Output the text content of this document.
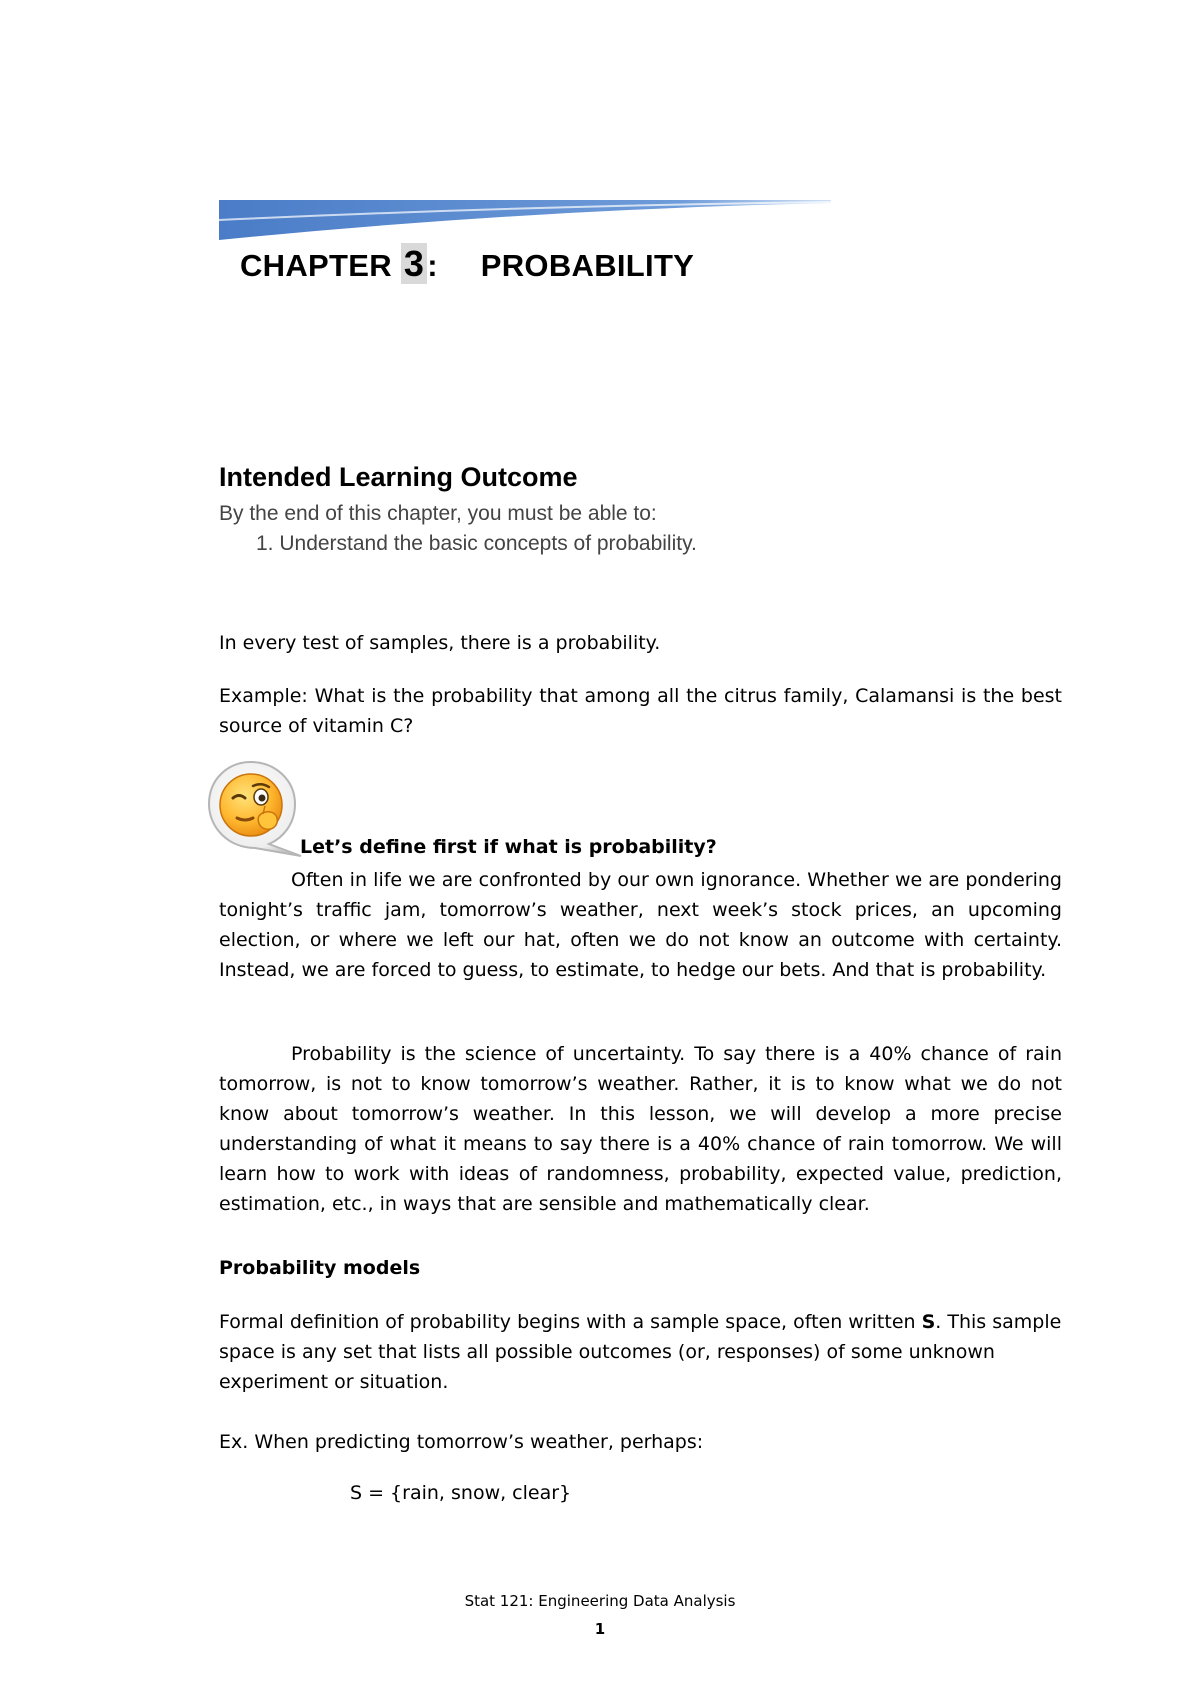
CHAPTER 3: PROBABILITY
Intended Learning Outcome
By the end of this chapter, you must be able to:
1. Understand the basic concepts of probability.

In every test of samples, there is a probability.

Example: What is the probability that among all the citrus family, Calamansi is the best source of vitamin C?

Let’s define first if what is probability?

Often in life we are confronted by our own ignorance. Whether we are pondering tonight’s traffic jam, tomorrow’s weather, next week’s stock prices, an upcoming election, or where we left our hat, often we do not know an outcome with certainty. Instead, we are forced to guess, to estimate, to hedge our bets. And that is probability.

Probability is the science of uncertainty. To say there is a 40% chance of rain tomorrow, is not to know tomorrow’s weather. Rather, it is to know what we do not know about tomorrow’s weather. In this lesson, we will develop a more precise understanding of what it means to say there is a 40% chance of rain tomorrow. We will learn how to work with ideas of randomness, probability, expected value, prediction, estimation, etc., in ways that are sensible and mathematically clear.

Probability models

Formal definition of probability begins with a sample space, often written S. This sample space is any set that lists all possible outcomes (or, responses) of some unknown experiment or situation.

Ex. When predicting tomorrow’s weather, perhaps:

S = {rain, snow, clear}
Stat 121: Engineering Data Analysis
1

_Required work_
Make an exact copy of the records above, with the pictures left out.

_In response_
Output the text content of this document.
CHAPTER 3: PROBABILITY
Intended Learning Outcome
By the end of this chapter, you must be able to:
1. Understand the basic concepts of probability.

In every test of samples, there is a probability.

Example: What is the probability that among all the citrus family, Calamansi is the best source of vitamin C?

Let’s define first if what is probability?

Often in life we are confronted by our own ignorance. Whether we are pondering tonight’s traffic jam, tomorrow’s weather, next week’s stock prices, an upcoming election, or where we left our hat, often we do not know an outcome with certainty. Instead, we are forced to guess, to estimate, to hedge our bets. And that is probability.

Probability is the science of uncertainty. To say there is a 40% chance of rain tomorrow, is not to know tomorrow’s weather. Rather, it is to know what we do not know about tomorrow’s weather. In this lesson, we will develop a more precise understanding of what it means to say there is a 40% chance of rain tomorrow. We will learn how to work with ideas of randomness, probability, expected value, prediction, estimation, etc., in ways that are sensible and mathematically clear.

Probability models

Formal definition of probability begins with a sample space, often written S. This sample space is any set that lists all possible outcomes (or, responses) of some unknown experiment or situation.

Ex. When predicting tomorrow’s weather, perhaps:

S = {rain, snow, clear}
Stat 121: Engineering Data Analysis
1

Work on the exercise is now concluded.